**Exercise prompt:**
Copy each line that contains the word "thiên".

**Supplied material:**
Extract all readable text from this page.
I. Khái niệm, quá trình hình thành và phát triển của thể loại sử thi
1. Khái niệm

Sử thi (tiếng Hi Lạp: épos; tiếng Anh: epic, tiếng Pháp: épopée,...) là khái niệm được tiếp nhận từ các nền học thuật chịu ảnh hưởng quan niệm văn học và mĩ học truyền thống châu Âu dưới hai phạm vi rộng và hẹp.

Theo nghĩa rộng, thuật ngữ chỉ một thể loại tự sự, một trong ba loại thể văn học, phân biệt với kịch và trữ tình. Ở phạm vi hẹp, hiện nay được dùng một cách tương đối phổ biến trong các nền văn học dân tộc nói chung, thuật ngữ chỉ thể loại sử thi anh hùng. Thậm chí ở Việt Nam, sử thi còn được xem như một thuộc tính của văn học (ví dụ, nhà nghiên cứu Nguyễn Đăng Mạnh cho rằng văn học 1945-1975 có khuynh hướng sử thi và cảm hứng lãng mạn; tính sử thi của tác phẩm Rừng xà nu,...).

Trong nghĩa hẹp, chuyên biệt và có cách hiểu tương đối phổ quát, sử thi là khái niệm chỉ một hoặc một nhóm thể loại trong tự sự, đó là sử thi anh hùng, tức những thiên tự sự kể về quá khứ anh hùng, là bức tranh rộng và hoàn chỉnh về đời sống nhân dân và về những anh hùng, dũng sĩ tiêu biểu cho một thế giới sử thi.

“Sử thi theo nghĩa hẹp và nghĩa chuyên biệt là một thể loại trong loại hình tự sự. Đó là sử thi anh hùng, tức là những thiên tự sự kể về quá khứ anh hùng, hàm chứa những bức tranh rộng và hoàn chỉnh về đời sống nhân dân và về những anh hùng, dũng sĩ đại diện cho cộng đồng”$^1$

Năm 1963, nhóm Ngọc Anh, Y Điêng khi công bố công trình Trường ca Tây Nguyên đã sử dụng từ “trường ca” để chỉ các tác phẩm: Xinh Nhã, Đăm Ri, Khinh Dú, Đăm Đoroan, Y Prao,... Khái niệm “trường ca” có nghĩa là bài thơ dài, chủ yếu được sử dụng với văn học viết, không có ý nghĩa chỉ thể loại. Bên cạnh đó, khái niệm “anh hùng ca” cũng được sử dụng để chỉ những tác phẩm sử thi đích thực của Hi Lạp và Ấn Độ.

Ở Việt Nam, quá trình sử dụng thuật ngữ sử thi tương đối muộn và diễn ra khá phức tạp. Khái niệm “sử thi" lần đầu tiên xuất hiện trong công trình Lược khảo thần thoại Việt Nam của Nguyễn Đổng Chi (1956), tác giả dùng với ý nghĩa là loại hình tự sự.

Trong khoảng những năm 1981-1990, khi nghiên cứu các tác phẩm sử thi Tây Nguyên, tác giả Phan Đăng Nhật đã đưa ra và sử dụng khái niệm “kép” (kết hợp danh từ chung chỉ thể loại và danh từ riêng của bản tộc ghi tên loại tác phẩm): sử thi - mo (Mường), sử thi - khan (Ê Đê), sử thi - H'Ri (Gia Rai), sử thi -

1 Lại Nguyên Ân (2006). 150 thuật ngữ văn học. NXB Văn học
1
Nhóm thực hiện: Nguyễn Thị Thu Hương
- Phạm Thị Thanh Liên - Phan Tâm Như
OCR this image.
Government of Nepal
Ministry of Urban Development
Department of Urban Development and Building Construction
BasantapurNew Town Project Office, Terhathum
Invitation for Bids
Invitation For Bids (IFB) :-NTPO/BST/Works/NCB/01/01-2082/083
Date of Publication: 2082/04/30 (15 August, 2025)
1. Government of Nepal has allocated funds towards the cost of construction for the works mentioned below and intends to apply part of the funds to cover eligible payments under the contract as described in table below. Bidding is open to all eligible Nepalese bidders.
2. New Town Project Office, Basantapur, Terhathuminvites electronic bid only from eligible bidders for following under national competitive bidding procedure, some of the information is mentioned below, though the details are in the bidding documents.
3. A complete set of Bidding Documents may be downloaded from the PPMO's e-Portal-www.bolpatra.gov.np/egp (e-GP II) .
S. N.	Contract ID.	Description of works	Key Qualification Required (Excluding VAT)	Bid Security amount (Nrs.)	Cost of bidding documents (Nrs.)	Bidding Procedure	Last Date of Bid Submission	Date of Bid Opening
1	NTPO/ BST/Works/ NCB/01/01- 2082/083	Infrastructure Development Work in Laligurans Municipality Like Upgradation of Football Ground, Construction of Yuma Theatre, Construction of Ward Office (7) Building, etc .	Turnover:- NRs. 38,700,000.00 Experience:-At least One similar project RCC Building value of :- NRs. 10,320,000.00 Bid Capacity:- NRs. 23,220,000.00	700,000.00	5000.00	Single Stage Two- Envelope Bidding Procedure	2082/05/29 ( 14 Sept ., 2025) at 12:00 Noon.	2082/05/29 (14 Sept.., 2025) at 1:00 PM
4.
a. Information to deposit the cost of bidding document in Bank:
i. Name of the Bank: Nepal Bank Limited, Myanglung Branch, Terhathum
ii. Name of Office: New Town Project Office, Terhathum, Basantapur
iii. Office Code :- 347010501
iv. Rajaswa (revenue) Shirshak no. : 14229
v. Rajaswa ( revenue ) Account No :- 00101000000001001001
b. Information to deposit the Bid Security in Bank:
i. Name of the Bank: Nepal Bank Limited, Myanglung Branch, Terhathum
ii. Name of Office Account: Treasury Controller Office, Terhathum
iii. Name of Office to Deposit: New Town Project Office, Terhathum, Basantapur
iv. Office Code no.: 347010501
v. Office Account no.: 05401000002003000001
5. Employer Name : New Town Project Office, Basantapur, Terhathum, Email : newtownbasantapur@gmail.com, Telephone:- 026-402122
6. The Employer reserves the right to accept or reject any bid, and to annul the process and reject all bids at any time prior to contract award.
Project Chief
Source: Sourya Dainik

**Solution to this exercise:**
Trong nghĩa hẹp, chuyên biệt và có cách hiểu tương đối phổ quát, sử thi là khái niệm chỉ một hoặc một nhóm thể loại trong tự sự, đó là sử thi anh hùng, tức những thiên tự sự kể về quá khứ anh hùng, là bức tranh rộng và hoàn chỉnh về đời sống nhân dân và về những anh hùng, dũng sĩ tiêu biểu cho một thế giới sử thi.
“Sử thi theo nghĩa hẹp và nghĩa chuyên biệt là một thể loại trong loại hình tự sự. Đó là sử thi anh hùng, tức là những thiên tự sự kể về quá khứ anh hùng, hàm chứa những bức tranh rộng và hoàn chỉnh về đời sống nhân dân và về những anh hùng, dũng sĩ đại diện cho cộng đồng”$^1$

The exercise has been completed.